[Textauszug]:
------------------------------------------------------------

Präsident mit eigenem Urteil

János Áder ist nicht zu beneiden. Ungarns 53-jähriger Staatspräsident hat es in der Hand, die Entmachtung des Verfassungsgerichts zu verhindern und den Demokratieabbau in Viktor Orbáns Reich zu torpedieren. Er müsste der vierten Novelle zur neuen Verfassung, die am Montag im Parlament durchgewinkt wurde, seine Unterschrift verweigern.

Dass er sich nicht als Stempelkissen des Premiers missbrauchen lässt, hat er schon bewiesen, als er im Dezember das umstrittene neue Wahlgesetz zurückschickte. Anders als sein Vorgänger Pál Schmitt, der vor einem Jahr wegen der Aberkennung seines Doktortitels zurücktreten musste, erlaubt er sich eigene Gedanken. Schon in seiner Antrittsrede am 10. Mai 2012 kündigte er an, er werde seine „verfassungsmäßigen Rechte und Pflichten“ zur Gänze erfüllen.

------------------------------------------------------------

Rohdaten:
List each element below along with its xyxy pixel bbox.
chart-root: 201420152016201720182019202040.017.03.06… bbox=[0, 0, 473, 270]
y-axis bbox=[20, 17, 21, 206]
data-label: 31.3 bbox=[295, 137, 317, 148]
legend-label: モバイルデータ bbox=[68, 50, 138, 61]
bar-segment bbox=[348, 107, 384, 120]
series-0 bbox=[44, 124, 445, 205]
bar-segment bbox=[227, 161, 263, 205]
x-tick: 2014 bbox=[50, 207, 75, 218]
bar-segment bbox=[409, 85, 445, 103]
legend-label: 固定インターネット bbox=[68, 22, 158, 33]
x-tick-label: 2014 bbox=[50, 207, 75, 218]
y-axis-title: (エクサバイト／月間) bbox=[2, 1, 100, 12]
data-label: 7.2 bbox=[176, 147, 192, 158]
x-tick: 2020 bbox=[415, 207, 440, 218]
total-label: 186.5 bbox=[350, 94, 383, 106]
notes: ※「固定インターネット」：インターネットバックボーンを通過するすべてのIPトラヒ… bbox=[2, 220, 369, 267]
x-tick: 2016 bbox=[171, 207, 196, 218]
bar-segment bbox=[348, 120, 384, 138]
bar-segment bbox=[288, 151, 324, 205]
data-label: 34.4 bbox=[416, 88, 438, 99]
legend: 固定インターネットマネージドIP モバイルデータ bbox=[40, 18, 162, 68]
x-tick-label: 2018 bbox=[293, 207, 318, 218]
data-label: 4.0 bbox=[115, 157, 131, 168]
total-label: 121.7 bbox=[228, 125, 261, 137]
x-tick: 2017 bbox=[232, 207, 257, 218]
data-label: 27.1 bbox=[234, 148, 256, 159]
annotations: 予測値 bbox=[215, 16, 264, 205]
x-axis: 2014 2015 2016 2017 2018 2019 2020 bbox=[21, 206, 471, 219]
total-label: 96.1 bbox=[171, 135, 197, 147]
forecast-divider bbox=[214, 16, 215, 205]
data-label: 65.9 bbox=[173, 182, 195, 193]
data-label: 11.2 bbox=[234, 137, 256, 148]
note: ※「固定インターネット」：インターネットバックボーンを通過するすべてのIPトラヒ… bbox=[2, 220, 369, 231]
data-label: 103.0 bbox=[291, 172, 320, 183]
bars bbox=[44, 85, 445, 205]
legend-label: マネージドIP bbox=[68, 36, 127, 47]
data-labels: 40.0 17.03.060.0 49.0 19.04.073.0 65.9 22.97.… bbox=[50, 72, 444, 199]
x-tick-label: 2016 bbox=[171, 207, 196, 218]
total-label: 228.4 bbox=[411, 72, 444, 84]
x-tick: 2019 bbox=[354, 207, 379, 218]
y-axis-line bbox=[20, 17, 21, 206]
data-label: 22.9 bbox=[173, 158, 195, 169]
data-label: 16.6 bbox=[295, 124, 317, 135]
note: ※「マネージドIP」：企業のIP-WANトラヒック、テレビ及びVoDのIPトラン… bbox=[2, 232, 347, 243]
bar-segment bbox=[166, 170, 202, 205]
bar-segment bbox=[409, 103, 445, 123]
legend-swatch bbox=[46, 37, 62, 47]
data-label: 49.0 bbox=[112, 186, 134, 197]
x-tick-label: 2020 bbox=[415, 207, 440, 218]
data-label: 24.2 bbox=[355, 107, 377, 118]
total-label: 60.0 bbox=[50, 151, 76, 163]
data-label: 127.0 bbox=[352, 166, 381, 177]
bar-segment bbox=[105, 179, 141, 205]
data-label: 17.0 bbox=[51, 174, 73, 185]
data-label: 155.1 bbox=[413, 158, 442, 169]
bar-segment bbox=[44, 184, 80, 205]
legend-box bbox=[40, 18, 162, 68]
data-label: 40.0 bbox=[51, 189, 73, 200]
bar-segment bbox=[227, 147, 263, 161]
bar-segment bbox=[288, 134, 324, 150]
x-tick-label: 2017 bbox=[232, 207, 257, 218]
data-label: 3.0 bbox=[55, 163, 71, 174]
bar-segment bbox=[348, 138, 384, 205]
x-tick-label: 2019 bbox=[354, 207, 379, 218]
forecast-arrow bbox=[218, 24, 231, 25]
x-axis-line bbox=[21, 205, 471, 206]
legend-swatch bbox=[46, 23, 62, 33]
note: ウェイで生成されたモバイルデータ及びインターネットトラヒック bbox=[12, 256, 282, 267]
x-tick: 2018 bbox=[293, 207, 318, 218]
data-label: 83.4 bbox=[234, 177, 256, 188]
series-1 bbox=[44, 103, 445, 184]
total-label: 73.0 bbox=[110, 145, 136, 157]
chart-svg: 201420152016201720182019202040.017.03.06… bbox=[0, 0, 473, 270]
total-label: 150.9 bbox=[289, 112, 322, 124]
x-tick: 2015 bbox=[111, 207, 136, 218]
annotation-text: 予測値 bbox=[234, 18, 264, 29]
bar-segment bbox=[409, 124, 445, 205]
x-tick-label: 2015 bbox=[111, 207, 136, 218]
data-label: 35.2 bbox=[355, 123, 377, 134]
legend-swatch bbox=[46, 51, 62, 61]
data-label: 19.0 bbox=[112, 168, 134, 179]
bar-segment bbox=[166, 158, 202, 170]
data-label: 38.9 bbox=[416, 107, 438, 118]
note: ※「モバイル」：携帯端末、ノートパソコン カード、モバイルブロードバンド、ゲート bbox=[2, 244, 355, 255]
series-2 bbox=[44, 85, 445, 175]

------------------------------------------------------------

[Aufgabe 1]:
Beantworte zum Text über János Áder:
(a) Wie alt ist Ungarns Staatspräsident?
(b) Was schickte er im Dezember zurück?
(c) Weshalb musste sein Vorgänger Pál Schmitt zurücktreten?
[Aufgabe 2]:
Kopiere aus dem Text über János Áder einen Abschnitt wortgetreu: Beginne bei den Worten „János Áder ist“ und höre nach „seine Unterschrift verweigern.“ auf.

[Schriftliche Lösung 1]:
(a) 53 Jahre.
(b) Das umstrittene neue Wahlgesetz.
(c) Wegen der Aberkennung seines Doktortitels.

[Schriftliche Lösung 2]:
János Áder ist nicht zu beneiden. Ungarns 53-jähriger Staatspräsident hat es in der Hand, die Entmachtung des Verfassungsgerichts zu verhindern und den Demokratieabbau in Viktor Orbáns Reich zu torpedieren. Er müsste der vierten Novelle zur neuen Verfassung, die am Montag im Parlament durchgewinkt wurde, seine Unterschrift verweigern.